** Written exercise **
Report every line in the listing that contains the string "triển".
::::
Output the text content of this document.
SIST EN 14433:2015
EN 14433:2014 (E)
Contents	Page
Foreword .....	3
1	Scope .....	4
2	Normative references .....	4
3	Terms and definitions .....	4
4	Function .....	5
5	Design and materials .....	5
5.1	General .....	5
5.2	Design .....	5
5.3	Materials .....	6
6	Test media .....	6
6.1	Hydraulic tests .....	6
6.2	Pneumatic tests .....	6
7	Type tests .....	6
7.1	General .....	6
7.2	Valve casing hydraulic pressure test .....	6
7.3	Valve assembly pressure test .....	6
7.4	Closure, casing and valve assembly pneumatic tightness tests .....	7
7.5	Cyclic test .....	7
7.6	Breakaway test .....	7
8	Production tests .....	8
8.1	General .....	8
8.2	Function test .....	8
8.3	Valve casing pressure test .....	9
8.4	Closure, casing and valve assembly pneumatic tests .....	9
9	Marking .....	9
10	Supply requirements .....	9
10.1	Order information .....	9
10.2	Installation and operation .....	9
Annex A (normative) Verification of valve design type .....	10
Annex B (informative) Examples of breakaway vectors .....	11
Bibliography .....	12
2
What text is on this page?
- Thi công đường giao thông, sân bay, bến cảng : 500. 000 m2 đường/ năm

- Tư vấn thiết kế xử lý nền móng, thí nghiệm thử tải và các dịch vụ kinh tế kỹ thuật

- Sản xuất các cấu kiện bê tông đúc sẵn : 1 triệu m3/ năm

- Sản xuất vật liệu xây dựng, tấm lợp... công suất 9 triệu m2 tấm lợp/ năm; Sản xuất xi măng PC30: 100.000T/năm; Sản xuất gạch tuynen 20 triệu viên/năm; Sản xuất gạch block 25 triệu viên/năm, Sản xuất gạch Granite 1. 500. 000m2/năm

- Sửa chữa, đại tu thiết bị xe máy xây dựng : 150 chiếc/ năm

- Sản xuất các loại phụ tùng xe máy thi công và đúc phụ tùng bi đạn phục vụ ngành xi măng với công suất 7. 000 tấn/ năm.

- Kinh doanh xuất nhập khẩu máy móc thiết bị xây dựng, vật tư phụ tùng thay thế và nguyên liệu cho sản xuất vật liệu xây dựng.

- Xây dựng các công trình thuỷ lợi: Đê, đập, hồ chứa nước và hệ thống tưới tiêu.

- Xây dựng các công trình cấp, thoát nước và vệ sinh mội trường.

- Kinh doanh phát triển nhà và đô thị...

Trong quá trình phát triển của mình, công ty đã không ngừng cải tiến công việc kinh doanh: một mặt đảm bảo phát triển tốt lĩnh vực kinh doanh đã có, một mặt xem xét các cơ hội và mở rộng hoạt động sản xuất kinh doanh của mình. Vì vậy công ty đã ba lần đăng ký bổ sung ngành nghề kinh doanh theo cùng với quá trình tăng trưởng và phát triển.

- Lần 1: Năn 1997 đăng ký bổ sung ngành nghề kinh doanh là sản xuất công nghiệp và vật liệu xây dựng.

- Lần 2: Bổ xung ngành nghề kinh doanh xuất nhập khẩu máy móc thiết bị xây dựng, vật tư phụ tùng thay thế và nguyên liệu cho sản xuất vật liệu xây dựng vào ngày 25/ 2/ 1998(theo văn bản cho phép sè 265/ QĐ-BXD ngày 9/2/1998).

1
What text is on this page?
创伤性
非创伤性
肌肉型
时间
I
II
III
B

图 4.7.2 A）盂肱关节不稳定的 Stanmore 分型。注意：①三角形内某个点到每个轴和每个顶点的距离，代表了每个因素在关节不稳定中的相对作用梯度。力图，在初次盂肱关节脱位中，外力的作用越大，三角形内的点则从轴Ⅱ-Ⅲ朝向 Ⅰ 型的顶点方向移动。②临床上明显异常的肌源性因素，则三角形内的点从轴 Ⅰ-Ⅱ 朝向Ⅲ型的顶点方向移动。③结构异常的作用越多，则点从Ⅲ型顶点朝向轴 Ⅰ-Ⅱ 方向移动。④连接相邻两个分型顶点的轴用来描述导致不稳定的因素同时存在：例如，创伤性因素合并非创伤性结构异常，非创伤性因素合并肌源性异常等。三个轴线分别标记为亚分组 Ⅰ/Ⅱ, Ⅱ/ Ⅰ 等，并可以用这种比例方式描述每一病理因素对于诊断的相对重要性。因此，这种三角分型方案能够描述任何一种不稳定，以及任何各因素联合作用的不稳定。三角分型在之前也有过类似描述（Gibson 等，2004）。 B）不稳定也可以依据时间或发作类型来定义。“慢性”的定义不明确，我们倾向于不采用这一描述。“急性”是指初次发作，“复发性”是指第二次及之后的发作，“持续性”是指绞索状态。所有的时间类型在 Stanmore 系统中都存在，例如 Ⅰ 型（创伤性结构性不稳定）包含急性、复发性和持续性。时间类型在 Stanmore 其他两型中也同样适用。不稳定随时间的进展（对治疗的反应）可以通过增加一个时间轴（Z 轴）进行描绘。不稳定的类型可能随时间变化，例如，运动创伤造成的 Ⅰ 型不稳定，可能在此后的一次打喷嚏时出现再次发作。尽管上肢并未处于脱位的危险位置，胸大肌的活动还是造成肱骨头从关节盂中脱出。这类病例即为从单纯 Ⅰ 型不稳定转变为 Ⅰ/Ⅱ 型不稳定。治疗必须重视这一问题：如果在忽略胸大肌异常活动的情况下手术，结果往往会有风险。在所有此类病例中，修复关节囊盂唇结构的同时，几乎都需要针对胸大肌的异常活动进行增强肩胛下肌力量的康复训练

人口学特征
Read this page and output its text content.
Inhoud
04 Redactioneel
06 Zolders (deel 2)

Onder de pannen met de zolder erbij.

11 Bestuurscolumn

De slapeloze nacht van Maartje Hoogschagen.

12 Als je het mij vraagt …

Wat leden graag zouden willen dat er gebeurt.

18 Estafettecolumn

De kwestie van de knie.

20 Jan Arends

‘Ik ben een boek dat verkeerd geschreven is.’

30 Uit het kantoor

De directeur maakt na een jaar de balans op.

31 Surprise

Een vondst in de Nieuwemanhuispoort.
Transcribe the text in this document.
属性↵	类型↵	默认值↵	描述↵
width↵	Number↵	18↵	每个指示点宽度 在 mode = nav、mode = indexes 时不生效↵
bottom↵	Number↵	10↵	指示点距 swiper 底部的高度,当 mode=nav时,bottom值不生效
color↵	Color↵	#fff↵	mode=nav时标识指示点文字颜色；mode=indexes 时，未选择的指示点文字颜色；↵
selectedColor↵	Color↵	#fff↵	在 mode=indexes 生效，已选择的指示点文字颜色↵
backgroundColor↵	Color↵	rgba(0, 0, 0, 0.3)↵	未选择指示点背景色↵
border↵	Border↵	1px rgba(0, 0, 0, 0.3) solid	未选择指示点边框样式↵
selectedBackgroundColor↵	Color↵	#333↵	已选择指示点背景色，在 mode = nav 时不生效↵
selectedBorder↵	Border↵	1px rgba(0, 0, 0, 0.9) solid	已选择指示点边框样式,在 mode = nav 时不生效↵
::::
** Full answer **
- Kinh doanh phát triển nhà và đô thị...
Trong quá trình phát triển của mình, công ty đã không ngừng cải tiến công việc kinh doanh: một mặt đảm bảo phát triển tốt lĩnh vực kinh doanh đã có, một mặt xem xét các cơ hội và mở rộng hoạt động sản xuất kinh doanh của mình. Vì vậy công ty đã ba lần đăng ký bổ sung ngành nghề kinh doanh theo cùng với quá trình tăng trưởng và phát triển.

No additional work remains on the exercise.